▶ **Set exercise**
Are you able to quote each entry exactly as written?

▶ **Figure record listings**
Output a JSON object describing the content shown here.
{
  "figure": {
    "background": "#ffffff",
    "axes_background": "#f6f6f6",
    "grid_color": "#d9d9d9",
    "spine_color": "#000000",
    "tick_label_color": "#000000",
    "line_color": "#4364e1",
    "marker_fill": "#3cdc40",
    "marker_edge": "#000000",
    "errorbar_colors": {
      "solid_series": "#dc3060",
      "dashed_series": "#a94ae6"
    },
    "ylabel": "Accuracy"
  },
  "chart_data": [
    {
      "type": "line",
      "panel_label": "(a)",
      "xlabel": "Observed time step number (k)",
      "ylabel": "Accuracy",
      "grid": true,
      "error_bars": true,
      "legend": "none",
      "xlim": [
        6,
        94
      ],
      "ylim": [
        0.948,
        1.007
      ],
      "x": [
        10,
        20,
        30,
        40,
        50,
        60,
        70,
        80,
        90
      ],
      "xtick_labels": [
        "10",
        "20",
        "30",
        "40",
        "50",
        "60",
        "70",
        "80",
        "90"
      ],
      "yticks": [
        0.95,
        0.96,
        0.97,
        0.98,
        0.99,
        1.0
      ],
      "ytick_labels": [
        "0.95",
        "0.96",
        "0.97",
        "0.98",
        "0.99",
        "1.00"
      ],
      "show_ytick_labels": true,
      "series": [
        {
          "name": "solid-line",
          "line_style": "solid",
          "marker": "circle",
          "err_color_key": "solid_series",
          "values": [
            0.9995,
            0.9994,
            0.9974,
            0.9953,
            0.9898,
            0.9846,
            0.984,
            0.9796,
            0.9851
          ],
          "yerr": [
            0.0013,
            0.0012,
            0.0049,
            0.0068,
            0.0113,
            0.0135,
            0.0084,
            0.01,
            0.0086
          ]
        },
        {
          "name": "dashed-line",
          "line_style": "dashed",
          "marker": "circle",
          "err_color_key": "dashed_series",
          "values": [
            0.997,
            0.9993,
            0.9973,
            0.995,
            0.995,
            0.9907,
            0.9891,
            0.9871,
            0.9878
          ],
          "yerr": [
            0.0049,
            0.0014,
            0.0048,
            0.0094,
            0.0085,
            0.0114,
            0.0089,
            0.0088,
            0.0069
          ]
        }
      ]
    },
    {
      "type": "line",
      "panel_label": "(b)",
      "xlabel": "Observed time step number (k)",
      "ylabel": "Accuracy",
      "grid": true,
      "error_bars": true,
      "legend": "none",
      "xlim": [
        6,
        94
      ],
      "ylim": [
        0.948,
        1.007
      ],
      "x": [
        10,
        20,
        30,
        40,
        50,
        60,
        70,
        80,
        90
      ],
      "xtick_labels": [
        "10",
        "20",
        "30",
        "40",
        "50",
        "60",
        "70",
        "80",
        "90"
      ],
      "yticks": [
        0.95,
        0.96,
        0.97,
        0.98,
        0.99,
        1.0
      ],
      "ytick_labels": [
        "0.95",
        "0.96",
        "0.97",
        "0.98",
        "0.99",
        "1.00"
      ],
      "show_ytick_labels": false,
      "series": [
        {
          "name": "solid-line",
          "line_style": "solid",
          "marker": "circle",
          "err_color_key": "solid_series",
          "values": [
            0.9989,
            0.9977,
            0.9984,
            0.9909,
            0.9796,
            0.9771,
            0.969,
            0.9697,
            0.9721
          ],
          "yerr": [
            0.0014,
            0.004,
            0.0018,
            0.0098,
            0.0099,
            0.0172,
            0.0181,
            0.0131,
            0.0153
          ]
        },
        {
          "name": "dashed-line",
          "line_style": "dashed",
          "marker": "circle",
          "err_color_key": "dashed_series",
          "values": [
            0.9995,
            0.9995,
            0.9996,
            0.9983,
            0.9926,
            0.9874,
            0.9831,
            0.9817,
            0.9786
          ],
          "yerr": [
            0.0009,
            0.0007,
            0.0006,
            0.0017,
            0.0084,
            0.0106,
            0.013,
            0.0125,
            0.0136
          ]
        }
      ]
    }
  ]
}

▶ **Exercise output**
Output a JSON object describing the content shown here.
{
  "figure": {
    "background": "#ffffff",
    "axes_background": "#f6f6f6",
    "grid_color": "#d9d9d9",
    "spine_color": "#000000",
    "tick_label_color": "#000000",
    "line_color": "#4364e1",
    "marker_fill": "#3cdc40",
    "marker_edge": "#000000",
    "errorbar_colors": {
      "solid_series": "#dc3060",
      "dashed_series": "#a94ae6"
    },
    "ylabel": "Accuracy"
  },
  "chart_data": [
    {
      "type": "line",
      "panel_label": "(a)",
      "xlabel": "Observed time step number (k)",
      "ylabel": "Accuracy",
      "grid": true,
      "error_bars": true,
      "legend": "none",
      "xlim": [
        6,
        94
      ],
      "ylim": [
        0.948,
        1.007
      ],
      "x": [
        10,
        20,
        30,
        40,
        50,
        60,
        70,
        80,
        90
      ],
      "xtick_labels": [
        "10",
        "20",
        "30",
        "40",
        "50",
        "60",
        "70",
        "80",
        "90"
      ],
      "yticks": [
        0.95,
        0.96,
        0.97,
        0.98,
        0.99,
        1.0
      ],
      "ytick_labels": [
        "0.95",
        "0.96",
        "0.97",
        "0.98",
        "0.99",
        "1.00"
      ],
      "show_ytick_labels": true,
      "series": [
        {
          "name": "solid-line",
          "line_style": "solid",
          "marker": "circle",
          "err_color_key": "solid_series",
          "values": [
            0.9995,
            0.9994,
            0.9974,
            0.9953,
            0.9898,
            0.9846,
            0.984,
            0.9796,
            0.9851
          ],
          "yerr": [
            0.0013,
            0.0012,
            0.0049,
            0.0068,
            0.0113,
            0.0135,
            0.0084,
            0.01,
            0.0086
          ]
        },
        {
          "name": "dashed-line",
          "line_style": "dashed",
          "marker": "circle",
          "err_color_key": "dashed_series",
          "values": [
            0.997,
            0.9993,
            0.9973,
            0.995,
            0.995,
            0.9907,
            0.9891,
            0.9871,
            0.9878
          ],
          "yerr": [
            0.0049,
            0.0014,
            0.0048,
            0.0094,
            0.0085,
            0.0114,
            0.0089,
            0.0088,
            0.0069
          ]
        }
      ]
    },
    {
      "type": "line",
      "panel_label": "(b)",
      "xlabel": "Observed time step number (k)",
      "ylabel": "Accuracy",
      "grid": true,
      "error_bars": true,
      "legend": "none",
      "xlim": [
        6,
        94
      ],
      "ylim": [
        0.948,
        1.007
      ],
      "x": [
        10,
        20,
        30,
        40,
        50,
        60,
        70,
        80,
        90
      ],
      "xtick_labels": [
        "10",
        "20",
        "30",
        "40",
        "50",
        "60",
        "70",
        "80",
        "90"
      ],
      "yticks": [
        0.95,
        0.96,
        0.97,
        0.98,
        0.99,
        1.0
      ],
      "ytick_labels": [
        "0.95",
        "0.96",
        "0.97",
        "0.98",
        "0.99",
        "1.00"
      ],
      "show_ytick_labels": false,
      "series": [
        {
          "name": "solid-line",
          "line_style": "solid",
          "marker": "circle",
          "err_color_key": "solid_series",
          "values": [
            0.9989,
            0.9977,
            0.9984,
            0.9909,
            0.9796,
            0.9771,
            0.969,
            0.9697,
            0.9721
          ],
          "yerr": [
            0.0014,
            0.004,
            0.0018,
            0.0098,
            0.0099,
            0.0172,
            0.0181,
            0.0131,
            0.0153
          ]
        },
        {
          "name": "dashed-line",
          "line_style": "dashed",
          "marker": "circle",
          "err_color_key": "dashed_series",
          "values": [
            0.9995,
            0.9995,
            0.9996,
            0.9983,
            0.9926,
            0.9874,
            0.9831,
            0.9817,
            0.9786
          ],
          "yerr": [
            0.0009,
            0.0007,
            0.0006,
            0.0017,
            0.0084,
            0.0106,
            0.013,
            0.0125,
            0.0136
          ]
        }
      ]
    }
  ]
}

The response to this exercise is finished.